→ Provided information:
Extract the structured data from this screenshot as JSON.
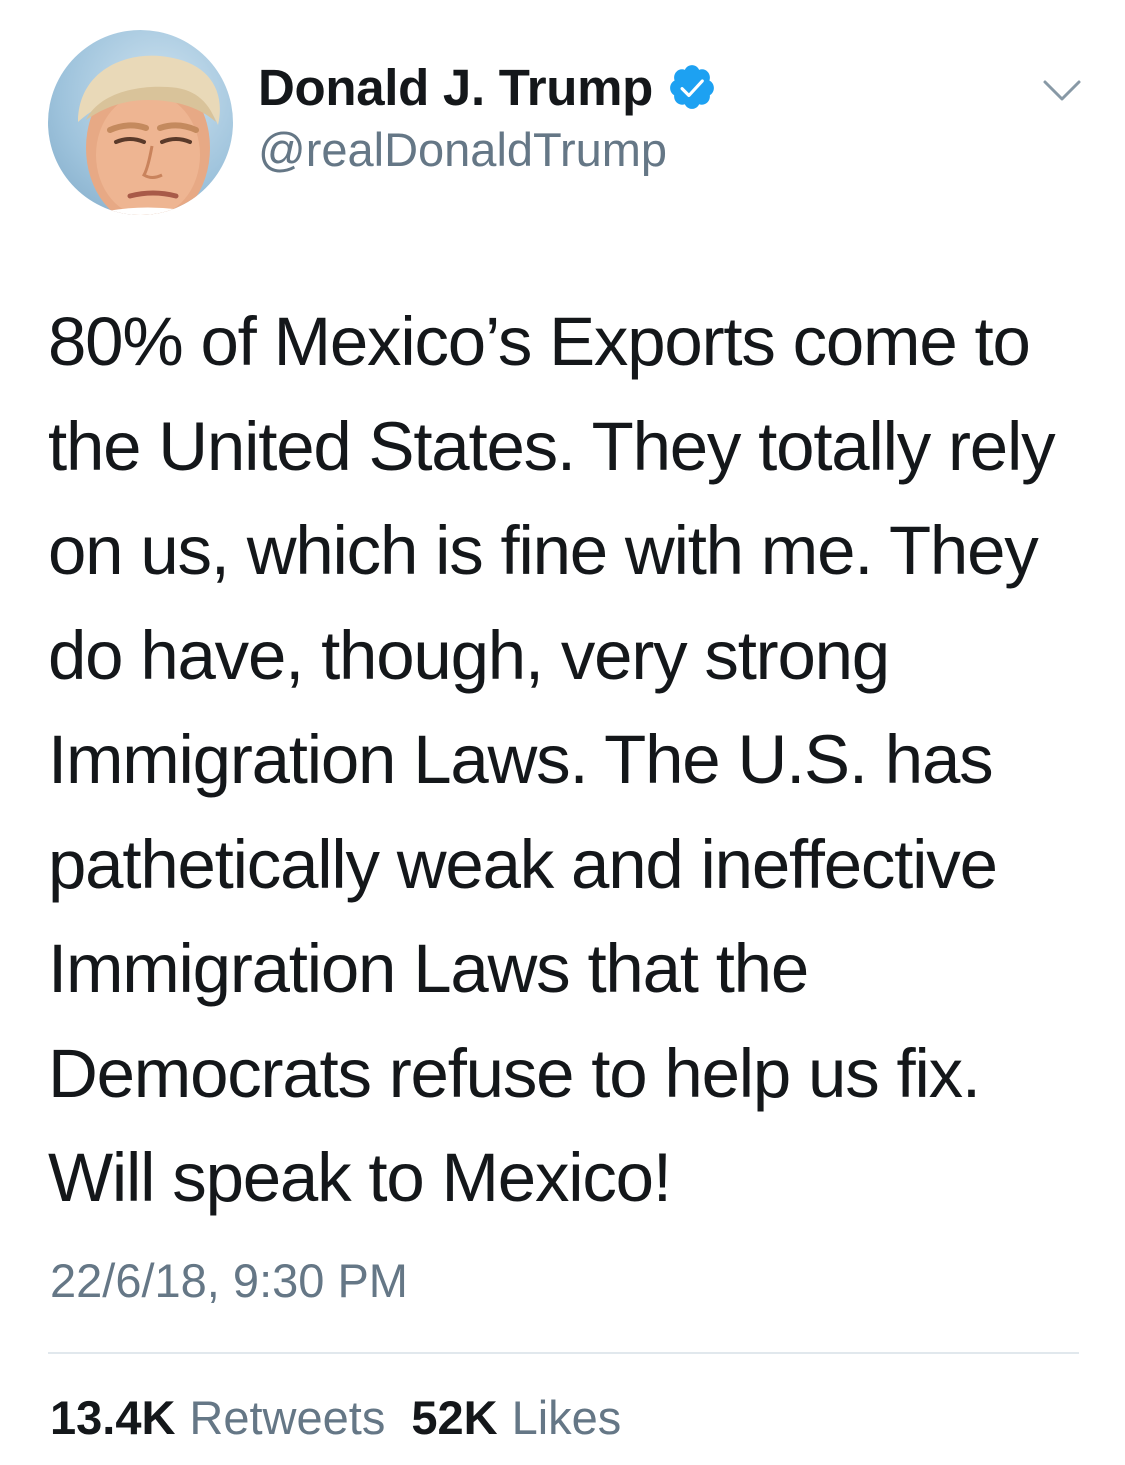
{
  "author": {
    "display_name": "Donald J. Trump",
    "handle": "@realDonaldTrump",
    "verified": true,
    "avatar_icon": "profile-photo"
  },
  "menu_icon": "chevron-down-icon",
  "tweet": {
    "lines": [
      "80% of Mexico’s Exports come to",
      "the United States. They totally rely",
      "on us, which is fine with me. They",
      "do have, though, very strong",
      "Immigration Laws. The U.S. has",
      "pathetically weak and ineffective",
      "Immigration Laws that the",
      "Democrats refuse to help us fix.",
      "Will speak to Mexico!"
    ],
    "timestamp": "22/6/18, 9:30 PM"
  },
  "stats": {
    "retweets_count": "13.4K",
    "retweets_label": "Retweets",
    "likes_count": "52K",
    "likes_label": "Likes"
  },
  "colors": {
    "text": "#14171a",
    "secondary": "#657786",
    "verified": "#1da1f2",
    "divider": "#e1e8ed"
  }
}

→ Work required:
The records above are to be restated exactly, without their pictures.

→ Task result:
Extract the structured data from this screenshot as JSON.
{
  "author": {
    "display_name": "Donald J. Trump",
    "handle": "@realDonaldTrump",
    "verified": true,
    "avatar_icon": "profile-photo"
  },
  "menu_icon": "chevron-down-icon",
  "tweet": {
    "lines": [
      "80% of Mexico’s Exports come to",
      "the United States. They totally rely",
      "on us, which is fine with me. They",
      "do have, though, very strong",
      "Immigration Laws. The U.S. has",
      "pathetically weak and ineffective",
      "Immigration Laws that the",
      "Democrats refuse to help us fix.",
      "Will speak to Mexico!"
    ],
    "timestamp": "22/6/18, 9:30 PM"
  },
  "stats": {
    "retweets_count": "13.4K",
    "retweets_label": "Retweets",
    "likes_count": "52K",
    "likes_label": "Likes"
  },
  "colors": {
    "text": "#14171a",
    "secondary": "#657786",
    "verified": "#1da1f2",
    "divider": "#e1e8ed"
  }
}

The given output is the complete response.